> _EXTRACT_:

[DRBD-user] Pacemaker - DRBD fails on node every couple hours

Thu Mar 1 11:48:53 CET 2012

first, thank you very much for your time, Lars

>> #cat /proc/drbd
>> #grep . /sys/module/drbd/*version
-------------------------
version: 8.4.1 (api:1/proto:86-100)
GIT-hash: 91b4c048c1a0e06777b5f65d312b38d47abaea80 build by root at drbdnodeA,
2012-02-13 16:06:27
 0: cs:Connected ro:Secondary/Primary ds:UpToDate/UpToDate B r-----
    ns:0 nr:8496 dw:8496 dr:0 al:0 bm:6 lo:0 pe:0 ua:0 ap:0 ep:1 wo:b oos:0

/sys/module/drbd/srcversion:4A4FDD6F2ECF22BD2AD5970
/sys/module/drbd/version:8.4.1
-------------------------

the initrd file also looks good, it contains the 8.4.1 module only

>> So you *do* have a working DRBD,
>> and only the monitor operation fails "occasionally" (much too often,
>> still), with the below error log.

Yes, this *may* to be the case.
I'm not sure if the drbd module really crashes (and gets started again by
pacemaker afterwards) or if it never failed at all.
So far I only really see/know that pacemaker detects "a problem" and
initiates the failover.
After that all services continue to run on the other node and drbd switched
its primary/secondary state. (and I see all these errors/messages in the
log)

> _PROVIDED RECORDS_:
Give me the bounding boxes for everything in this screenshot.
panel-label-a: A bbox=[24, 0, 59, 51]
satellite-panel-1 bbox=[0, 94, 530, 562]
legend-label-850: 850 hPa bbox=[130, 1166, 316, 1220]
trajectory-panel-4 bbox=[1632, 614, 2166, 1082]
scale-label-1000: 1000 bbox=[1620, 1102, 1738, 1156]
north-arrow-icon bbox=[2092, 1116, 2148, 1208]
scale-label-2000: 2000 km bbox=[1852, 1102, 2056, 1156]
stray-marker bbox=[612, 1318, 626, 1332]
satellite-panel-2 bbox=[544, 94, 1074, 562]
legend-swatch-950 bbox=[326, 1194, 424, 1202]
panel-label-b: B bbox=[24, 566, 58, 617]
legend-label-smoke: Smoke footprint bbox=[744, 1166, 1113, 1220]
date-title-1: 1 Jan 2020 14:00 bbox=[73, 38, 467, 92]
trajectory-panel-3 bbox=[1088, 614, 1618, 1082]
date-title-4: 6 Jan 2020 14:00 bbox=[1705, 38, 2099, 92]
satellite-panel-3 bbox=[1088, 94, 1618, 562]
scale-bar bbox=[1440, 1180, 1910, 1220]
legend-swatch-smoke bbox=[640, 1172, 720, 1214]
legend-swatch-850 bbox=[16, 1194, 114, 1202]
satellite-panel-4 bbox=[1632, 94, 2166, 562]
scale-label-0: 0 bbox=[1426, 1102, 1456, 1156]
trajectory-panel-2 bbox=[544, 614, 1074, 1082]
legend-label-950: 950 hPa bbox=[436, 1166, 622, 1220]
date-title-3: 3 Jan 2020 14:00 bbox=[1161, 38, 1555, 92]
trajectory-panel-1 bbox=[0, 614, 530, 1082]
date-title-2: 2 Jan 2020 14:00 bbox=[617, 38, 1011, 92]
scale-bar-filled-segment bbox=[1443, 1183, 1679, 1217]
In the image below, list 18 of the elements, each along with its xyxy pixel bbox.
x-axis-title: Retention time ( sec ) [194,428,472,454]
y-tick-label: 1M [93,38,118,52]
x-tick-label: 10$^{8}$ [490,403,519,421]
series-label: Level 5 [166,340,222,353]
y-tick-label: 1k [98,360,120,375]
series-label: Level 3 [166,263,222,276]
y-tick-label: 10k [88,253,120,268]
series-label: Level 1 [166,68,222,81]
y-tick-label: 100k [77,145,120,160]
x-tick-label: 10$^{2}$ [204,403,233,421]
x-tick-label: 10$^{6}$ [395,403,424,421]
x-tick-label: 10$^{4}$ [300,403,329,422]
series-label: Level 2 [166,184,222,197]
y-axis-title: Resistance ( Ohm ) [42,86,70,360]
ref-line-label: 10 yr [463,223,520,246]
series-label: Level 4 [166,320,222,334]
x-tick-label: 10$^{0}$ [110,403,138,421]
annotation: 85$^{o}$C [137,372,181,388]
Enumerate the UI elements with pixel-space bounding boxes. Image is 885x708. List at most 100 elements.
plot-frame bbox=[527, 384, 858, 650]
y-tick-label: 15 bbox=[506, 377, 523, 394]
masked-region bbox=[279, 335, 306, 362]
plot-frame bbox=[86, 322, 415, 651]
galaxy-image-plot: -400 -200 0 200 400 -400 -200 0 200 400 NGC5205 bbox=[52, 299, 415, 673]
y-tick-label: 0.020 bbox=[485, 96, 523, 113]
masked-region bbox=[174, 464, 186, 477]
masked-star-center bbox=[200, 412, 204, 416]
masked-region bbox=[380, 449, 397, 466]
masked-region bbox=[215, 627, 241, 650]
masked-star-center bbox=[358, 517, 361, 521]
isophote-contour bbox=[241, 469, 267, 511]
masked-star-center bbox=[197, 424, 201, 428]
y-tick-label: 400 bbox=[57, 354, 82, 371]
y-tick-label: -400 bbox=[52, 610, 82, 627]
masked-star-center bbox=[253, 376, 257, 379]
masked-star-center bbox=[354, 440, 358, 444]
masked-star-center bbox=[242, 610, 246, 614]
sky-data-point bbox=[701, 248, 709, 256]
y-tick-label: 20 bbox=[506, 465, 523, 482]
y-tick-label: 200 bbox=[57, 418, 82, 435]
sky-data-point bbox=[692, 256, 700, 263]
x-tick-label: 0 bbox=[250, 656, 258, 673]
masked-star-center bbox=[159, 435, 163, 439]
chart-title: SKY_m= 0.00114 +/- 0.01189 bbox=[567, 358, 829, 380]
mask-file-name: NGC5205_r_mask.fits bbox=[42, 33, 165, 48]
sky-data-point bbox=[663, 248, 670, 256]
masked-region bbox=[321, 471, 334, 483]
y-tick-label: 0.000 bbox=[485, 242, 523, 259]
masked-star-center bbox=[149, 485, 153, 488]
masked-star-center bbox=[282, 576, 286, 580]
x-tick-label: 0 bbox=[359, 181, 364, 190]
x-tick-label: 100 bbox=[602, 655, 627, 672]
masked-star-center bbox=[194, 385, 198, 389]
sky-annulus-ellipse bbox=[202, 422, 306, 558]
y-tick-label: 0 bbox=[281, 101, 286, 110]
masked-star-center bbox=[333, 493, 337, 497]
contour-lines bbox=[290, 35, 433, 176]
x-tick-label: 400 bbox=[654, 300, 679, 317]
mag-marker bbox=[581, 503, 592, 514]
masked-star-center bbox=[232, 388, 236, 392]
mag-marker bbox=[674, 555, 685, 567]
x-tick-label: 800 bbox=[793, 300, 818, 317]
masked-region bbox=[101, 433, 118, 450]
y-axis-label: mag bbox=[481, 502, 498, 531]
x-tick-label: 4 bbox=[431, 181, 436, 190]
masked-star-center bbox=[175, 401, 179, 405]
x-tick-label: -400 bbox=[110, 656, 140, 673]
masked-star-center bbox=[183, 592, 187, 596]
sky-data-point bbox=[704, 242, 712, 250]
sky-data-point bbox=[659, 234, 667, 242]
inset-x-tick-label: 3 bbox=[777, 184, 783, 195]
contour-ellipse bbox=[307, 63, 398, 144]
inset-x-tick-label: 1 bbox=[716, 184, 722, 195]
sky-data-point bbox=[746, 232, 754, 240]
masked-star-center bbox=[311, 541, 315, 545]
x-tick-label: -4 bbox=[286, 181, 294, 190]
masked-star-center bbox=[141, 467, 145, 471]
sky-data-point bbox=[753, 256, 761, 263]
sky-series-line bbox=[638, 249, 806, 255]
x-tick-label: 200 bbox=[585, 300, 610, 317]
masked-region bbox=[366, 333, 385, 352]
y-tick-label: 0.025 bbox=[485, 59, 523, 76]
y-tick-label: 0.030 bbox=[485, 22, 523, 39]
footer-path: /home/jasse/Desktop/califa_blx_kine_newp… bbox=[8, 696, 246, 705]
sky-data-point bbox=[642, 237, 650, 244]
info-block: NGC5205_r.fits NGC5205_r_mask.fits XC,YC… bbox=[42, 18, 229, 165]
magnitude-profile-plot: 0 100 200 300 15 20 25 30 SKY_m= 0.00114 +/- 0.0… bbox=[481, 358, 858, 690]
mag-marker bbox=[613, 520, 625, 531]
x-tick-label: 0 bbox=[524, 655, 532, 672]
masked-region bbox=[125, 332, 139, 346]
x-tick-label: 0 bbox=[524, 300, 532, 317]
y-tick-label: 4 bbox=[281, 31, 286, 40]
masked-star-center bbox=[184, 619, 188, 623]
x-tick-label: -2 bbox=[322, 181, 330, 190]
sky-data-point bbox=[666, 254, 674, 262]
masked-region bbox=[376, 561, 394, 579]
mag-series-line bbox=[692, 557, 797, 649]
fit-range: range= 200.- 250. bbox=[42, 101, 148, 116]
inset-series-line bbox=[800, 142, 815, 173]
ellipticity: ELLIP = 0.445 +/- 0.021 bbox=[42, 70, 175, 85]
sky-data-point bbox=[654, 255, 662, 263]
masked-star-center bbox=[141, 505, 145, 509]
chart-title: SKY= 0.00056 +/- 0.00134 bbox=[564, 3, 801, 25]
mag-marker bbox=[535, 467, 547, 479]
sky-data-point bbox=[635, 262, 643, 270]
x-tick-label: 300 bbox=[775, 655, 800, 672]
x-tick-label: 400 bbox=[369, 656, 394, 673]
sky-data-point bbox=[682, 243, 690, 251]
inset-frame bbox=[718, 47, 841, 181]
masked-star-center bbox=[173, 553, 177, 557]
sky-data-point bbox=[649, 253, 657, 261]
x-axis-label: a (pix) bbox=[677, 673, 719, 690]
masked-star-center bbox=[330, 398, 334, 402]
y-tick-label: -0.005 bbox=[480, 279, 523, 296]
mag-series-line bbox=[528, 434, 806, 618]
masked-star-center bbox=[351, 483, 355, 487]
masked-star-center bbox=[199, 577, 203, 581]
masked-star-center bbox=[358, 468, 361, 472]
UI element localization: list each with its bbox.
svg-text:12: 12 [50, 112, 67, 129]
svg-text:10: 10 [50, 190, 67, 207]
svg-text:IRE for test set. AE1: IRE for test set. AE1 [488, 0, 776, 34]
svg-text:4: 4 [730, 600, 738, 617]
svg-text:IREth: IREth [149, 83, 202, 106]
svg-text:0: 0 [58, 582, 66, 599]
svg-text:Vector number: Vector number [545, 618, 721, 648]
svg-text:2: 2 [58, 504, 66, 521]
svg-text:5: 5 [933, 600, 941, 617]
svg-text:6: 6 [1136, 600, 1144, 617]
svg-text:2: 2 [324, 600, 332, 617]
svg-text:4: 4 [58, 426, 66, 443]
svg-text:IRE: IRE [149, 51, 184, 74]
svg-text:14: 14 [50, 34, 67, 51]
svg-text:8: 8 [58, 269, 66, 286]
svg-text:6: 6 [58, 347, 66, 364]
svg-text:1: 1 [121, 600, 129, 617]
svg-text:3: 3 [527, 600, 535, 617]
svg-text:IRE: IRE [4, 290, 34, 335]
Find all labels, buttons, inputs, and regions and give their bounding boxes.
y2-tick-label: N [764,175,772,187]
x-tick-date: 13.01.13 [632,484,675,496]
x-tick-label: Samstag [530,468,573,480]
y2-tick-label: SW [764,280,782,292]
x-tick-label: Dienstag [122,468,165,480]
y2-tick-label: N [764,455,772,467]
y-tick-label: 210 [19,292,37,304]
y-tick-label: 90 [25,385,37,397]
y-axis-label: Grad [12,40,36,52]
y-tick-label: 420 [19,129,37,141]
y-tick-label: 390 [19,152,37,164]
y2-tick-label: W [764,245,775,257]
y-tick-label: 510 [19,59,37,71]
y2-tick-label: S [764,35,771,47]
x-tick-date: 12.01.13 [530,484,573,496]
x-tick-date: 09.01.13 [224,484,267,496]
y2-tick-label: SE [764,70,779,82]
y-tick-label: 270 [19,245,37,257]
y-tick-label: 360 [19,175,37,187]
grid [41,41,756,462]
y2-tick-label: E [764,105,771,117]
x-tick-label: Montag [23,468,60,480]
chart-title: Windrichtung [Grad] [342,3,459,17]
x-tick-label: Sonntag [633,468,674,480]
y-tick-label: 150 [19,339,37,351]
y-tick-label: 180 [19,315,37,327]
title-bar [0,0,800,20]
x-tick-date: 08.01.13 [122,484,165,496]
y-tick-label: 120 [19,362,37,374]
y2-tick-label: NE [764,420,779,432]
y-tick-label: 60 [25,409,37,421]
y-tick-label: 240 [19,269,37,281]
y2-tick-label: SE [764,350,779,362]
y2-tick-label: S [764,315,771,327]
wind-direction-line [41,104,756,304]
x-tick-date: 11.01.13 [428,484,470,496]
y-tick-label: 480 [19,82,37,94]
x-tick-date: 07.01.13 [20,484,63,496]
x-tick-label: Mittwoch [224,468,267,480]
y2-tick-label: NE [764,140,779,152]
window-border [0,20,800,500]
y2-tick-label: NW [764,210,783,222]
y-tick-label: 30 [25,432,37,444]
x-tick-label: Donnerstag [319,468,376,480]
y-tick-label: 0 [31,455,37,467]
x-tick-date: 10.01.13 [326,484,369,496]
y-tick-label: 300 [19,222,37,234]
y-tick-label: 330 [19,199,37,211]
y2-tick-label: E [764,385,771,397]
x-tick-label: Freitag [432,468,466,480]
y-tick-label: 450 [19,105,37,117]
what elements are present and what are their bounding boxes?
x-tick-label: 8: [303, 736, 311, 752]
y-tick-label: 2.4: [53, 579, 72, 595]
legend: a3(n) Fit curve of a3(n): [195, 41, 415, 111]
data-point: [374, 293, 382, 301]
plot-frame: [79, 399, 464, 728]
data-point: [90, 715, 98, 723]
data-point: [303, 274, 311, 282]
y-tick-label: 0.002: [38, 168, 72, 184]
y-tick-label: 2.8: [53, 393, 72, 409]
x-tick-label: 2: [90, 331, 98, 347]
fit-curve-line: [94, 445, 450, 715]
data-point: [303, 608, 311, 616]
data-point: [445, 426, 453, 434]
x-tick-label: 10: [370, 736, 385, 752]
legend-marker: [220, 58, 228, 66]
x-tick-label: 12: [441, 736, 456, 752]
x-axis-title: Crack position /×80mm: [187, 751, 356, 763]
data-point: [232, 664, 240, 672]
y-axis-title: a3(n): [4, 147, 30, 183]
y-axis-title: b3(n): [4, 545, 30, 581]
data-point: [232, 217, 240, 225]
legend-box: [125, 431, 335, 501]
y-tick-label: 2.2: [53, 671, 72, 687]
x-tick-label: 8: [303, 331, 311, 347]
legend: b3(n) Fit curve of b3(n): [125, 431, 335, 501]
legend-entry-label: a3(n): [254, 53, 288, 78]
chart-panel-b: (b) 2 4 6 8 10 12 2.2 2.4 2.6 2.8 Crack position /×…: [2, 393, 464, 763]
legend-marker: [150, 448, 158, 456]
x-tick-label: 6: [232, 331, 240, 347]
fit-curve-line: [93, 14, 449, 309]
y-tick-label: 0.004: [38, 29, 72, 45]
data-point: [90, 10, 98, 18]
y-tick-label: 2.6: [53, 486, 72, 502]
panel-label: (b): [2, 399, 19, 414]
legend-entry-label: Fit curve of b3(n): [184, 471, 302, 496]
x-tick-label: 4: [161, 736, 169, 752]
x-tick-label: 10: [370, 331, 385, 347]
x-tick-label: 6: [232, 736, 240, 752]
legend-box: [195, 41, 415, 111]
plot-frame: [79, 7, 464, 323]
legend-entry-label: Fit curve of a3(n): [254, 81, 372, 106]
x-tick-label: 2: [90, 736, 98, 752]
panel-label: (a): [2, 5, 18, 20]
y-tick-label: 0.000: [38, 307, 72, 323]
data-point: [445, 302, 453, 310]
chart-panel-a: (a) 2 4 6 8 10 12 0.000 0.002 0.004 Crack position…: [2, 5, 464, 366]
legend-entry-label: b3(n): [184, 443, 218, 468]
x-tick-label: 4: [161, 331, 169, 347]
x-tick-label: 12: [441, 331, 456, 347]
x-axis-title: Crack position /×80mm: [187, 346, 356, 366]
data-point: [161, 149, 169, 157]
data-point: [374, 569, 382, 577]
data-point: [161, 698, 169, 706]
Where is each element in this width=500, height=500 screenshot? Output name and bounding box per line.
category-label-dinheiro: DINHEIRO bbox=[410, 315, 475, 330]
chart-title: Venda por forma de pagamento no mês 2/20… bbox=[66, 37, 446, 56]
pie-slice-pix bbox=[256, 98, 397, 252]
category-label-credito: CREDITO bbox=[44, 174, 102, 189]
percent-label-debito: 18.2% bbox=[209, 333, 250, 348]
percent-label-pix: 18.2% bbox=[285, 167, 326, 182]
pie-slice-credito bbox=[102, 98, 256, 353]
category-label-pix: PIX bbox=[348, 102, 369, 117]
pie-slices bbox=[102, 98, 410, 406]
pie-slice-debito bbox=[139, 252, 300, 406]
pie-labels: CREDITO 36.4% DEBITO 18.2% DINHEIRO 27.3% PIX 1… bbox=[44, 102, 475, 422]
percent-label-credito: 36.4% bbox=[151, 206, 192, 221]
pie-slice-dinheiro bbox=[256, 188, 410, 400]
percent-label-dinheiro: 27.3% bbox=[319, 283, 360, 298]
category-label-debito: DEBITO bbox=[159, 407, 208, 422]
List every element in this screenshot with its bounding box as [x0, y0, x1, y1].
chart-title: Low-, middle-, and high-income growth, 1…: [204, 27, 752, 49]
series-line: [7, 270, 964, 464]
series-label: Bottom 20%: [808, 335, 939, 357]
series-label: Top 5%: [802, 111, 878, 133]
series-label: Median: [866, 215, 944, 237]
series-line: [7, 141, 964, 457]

> _WHAT TO WORK ON_:
A. According to the forum post, what does the initrd file contain?
B. Update the forum post from "[DRBD-user] Pacemaker - DRBD" to "version: 8.4.1 (api:1/proto:86-100)", replacing "node" with "server".
The items have no connection to the forum post.

> _PER-TASK OUTPUTS_:
A. It contains only the 8.4.1 module.

B.
[DRBD-user] Pacemaker - DRBD fails on server every couple hours

Thu Mar 1 11:48:53 CET 2012

first, thank you very much for your time, Lars

>> #cat /proc/drbd
>> #grep . /sys/module/drbd/*version
-------------------------
version: 8.4.1 (api:1/proto:86-100)